__Short task__. Below is a listing. Gather each line of it that contains "EURUSD".
[Input material start]
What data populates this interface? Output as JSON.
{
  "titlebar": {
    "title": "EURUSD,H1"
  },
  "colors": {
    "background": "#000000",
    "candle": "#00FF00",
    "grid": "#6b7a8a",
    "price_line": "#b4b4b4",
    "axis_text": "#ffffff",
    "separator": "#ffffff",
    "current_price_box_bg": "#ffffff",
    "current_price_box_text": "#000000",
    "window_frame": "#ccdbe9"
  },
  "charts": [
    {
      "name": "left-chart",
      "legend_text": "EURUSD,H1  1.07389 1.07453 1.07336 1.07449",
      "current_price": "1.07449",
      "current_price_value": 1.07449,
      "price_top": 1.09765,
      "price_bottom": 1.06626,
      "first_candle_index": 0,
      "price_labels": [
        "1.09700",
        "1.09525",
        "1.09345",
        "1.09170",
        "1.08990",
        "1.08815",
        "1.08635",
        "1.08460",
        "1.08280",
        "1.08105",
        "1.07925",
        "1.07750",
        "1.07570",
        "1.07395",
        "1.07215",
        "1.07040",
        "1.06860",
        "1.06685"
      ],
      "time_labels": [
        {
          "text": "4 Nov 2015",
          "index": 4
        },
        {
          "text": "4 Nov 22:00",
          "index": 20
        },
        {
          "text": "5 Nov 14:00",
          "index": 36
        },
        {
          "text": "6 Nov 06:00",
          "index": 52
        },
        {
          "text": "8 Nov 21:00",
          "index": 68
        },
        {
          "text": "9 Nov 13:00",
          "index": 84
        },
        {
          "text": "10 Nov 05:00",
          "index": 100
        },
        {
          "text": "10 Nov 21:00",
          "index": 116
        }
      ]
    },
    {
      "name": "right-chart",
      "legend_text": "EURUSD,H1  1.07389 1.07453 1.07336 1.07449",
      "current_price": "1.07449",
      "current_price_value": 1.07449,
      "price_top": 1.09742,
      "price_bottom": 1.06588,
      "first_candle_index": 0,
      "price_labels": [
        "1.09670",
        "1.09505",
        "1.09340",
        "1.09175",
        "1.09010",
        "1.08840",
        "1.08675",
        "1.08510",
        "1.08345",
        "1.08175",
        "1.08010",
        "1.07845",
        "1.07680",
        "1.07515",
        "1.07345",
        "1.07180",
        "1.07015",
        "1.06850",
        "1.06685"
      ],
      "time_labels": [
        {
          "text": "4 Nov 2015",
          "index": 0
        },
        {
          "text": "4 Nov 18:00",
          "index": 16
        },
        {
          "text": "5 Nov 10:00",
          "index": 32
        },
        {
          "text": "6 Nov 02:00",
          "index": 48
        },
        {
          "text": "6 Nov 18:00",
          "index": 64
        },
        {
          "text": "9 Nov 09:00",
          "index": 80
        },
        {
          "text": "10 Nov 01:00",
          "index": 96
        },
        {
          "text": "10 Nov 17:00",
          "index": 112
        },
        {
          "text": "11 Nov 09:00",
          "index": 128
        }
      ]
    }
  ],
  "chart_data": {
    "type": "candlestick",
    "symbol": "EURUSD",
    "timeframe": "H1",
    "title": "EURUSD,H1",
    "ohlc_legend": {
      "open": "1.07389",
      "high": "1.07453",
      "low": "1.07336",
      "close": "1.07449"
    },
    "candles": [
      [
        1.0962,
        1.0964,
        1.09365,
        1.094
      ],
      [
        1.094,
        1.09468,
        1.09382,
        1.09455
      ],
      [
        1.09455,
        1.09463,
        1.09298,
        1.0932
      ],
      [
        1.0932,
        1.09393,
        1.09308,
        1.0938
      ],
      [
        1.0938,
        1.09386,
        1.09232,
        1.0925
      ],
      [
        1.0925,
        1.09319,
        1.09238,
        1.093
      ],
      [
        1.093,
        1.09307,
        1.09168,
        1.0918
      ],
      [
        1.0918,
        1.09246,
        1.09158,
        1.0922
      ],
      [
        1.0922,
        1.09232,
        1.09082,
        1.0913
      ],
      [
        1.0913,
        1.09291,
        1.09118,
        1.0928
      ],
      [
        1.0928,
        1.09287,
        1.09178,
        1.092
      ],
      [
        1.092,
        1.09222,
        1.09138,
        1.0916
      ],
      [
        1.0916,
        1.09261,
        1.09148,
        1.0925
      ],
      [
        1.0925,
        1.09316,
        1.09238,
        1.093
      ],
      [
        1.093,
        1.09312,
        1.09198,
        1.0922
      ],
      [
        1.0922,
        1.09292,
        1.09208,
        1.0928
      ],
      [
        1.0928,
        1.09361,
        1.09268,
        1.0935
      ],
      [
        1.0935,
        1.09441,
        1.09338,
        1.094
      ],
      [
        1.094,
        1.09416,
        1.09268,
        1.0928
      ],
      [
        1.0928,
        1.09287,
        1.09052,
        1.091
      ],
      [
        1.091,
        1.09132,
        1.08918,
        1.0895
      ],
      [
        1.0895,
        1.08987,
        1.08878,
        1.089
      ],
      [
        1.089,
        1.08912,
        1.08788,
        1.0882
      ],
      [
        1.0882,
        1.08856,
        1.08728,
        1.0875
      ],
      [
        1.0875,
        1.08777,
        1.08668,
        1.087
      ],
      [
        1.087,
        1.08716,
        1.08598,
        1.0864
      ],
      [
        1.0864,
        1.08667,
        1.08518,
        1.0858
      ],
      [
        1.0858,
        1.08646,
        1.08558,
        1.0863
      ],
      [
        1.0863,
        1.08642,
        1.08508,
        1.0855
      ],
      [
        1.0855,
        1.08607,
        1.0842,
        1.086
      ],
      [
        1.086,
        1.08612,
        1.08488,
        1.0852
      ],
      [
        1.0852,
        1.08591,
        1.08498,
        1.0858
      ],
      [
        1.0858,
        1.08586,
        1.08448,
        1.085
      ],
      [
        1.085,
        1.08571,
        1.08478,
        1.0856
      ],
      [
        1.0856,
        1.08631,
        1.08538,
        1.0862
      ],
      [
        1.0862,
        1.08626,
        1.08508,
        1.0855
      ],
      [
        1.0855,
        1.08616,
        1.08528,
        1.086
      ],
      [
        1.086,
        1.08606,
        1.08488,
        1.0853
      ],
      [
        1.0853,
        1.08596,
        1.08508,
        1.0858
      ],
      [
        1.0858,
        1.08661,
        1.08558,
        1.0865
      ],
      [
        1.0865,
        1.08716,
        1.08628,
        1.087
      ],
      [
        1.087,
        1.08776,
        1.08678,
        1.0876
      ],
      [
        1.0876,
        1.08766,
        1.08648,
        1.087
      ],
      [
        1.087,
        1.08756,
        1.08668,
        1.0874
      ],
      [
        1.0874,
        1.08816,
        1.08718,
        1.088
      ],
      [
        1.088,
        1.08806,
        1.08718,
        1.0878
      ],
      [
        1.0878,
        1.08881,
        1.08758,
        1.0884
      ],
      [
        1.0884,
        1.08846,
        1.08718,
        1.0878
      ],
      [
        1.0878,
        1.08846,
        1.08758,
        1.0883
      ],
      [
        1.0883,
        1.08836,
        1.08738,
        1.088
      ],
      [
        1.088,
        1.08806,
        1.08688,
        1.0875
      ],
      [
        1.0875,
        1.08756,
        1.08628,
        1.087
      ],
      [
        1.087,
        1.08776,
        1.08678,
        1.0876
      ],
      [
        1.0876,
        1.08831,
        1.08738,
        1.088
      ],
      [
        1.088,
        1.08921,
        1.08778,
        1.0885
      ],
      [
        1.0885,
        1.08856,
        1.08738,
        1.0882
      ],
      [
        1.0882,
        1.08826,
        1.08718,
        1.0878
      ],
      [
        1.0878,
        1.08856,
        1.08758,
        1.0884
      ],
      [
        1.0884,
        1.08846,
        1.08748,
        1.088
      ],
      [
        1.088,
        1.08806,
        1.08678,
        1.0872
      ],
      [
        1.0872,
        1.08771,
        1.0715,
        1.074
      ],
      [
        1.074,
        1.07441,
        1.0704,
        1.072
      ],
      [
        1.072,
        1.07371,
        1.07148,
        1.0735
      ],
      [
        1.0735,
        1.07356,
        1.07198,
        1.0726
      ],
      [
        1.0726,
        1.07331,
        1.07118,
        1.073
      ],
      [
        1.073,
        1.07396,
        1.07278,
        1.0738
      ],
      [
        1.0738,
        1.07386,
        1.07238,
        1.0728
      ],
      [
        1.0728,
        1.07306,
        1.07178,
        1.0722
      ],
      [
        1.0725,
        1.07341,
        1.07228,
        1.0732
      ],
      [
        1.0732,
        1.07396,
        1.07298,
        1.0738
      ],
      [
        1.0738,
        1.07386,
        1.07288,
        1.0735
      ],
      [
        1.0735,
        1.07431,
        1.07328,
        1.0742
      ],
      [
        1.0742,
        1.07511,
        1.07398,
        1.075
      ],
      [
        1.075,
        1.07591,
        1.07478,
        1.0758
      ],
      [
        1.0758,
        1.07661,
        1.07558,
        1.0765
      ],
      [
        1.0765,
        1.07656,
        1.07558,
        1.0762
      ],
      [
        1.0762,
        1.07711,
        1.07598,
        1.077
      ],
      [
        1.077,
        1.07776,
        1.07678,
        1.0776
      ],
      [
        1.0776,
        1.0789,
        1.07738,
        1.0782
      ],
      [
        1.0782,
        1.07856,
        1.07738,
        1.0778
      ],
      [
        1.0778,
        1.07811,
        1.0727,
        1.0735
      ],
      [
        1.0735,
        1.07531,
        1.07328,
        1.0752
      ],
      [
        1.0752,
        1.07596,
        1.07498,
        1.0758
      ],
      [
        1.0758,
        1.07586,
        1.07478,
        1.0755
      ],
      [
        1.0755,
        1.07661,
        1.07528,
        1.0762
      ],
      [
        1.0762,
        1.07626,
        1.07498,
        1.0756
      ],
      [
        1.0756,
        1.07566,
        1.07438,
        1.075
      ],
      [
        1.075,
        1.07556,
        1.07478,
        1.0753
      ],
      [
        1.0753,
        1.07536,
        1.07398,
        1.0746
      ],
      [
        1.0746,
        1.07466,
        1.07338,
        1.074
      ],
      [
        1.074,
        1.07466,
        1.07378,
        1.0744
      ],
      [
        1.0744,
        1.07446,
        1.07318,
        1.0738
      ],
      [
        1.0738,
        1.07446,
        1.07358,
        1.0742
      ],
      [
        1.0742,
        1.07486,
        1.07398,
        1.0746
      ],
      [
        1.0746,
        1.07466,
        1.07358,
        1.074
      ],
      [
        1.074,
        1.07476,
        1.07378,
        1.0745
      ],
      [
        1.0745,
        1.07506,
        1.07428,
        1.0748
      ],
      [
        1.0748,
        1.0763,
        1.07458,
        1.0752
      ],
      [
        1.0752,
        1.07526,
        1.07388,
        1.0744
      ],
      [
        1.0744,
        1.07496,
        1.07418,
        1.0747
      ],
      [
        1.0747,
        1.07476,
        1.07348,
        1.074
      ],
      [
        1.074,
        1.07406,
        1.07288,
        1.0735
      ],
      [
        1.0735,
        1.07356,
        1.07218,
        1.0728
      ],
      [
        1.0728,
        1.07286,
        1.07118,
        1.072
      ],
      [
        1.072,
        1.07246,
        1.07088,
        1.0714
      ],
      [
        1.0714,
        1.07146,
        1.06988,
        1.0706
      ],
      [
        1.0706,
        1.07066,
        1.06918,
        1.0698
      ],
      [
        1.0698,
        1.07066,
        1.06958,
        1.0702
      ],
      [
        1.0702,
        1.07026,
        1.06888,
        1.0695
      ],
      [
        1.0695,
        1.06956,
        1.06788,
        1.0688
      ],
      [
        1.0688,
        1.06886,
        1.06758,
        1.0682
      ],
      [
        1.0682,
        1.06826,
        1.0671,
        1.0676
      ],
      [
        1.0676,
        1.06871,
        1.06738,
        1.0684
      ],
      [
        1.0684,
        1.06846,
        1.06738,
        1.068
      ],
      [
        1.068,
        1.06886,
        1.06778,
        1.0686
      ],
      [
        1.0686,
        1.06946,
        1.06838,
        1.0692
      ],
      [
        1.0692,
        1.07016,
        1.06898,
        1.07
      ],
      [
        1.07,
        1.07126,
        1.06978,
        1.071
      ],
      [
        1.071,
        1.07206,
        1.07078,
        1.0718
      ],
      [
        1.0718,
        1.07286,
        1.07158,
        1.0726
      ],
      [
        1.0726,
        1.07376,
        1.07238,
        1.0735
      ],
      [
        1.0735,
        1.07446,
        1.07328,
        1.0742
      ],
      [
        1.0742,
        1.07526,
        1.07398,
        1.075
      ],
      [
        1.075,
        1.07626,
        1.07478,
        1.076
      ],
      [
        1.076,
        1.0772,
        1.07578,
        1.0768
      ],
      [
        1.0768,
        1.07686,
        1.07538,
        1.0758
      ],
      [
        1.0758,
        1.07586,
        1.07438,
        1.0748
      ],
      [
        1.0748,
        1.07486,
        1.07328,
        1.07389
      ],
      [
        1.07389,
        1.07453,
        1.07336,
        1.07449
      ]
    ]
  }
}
[Input material end]
__Full solution__.
    "title": "EURUSD,H1"
      "legend_text": "EURUSD,H1  1.07389 1.07453 1.07336 1.07449",
      "legend_text": "EURUSD,H1  1.07389 1.07453 1.07336 1.07449",
    "symbol": "EURUSD",
    "title": "EURUSD,H1",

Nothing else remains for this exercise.